▸ **THE TASK**:
Hunt for the word "Pustaka" across the entries below, copying each line that holds it.

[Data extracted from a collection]

— BEGIN —

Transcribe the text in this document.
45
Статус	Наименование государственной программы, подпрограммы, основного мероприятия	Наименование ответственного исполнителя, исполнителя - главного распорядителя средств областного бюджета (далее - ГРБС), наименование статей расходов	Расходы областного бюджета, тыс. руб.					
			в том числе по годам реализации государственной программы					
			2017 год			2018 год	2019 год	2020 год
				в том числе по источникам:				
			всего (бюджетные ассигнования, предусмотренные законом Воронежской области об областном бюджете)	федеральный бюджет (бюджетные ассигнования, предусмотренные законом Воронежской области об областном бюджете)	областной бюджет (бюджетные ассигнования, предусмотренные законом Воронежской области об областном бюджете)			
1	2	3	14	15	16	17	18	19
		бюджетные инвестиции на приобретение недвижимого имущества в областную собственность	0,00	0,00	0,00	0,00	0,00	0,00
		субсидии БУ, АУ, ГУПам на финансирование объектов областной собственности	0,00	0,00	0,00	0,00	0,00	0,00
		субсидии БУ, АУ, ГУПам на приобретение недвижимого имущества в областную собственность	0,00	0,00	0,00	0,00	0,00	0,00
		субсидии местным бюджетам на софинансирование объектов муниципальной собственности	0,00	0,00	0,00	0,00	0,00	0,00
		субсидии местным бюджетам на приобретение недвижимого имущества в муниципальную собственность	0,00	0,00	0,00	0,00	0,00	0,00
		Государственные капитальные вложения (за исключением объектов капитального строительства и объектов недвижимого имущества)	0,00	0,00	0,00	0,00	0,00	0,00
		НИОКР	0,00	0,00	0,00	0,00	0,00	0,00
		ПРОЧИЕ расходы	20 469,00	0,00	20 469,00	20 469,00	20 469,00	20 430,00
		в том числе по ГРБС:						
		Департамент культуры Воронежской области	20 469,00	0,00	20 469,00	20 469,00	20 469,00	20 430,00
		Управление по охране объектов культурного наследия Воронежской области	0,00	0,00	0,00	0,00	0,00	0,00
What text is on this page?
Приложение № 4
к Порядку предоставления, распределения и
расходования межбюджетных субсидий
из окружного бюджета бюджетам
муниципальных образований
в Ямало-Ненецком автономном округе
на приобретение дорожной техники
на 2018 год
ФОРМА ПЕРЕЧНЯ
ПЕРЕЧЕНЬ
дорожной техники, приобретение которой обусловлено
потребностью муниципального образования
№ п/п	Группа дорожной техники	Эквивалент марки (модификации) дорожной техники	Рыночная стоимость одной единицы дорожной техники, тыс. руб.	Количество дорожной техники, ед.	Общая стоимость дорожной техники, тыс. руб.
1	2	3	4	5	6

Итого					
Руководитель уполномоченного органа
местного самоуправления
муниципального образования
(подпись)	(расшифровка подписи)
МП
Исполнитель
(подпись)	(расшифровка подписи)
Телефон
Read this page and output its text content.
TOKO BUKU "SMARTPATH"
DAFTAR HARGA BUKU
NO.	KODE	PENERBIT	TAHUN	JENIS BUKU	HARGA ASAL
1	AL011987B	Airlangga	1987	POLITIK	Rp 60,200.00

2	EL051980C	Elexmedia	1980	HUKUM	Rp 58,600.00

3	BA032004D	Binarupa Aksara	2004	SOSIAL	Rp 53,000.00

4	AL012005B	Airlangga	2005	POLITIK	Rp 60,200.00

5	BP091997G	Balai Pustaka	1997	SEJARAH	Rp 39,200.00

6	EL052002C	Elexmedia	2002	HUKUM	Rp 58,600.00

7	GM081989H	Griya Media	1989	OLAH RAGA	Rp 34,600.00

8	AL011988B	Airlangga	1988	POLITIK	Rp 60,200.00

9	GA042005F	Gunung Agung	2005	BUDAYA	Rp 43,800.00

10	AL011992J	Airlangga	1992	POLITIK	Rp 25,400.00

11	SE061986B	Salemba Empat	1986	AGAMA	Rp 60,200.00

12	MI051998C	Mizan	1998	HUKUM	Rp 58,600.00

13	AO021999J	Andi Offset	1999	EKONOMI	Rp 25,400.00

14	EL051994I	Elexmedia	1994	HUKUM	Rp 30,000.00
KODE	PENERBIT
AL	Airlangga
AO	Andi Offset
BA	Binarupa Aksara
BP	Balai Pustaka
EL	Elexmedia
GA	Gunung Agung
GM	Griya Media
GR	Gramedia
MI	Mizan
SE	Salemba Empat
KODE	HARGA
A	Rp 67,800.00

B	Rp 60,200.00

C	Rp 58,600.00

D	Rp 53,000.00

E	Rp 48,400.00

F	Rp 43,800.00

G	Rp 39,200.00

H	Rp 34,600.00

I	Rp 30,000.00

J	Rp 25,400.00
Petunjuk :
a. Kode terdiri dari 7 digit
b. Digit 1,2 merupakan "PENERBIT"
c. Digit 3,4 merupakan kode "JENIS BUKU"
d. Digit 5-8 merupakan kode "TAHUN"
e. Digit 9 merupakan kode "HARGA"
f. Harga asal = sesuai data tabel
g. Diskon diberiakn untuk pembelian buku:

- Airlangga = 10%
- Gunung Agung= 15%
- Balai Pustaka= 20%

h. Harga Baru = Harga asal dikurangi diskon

— END —

▸ **RESPONSE TO THE EXERCISE**:
5	BP091997G	Balai Pustaka	1997	SEJARAH	Rp 39,200.00
BP	Balai Pustaka
- Balai Pustaka= 20%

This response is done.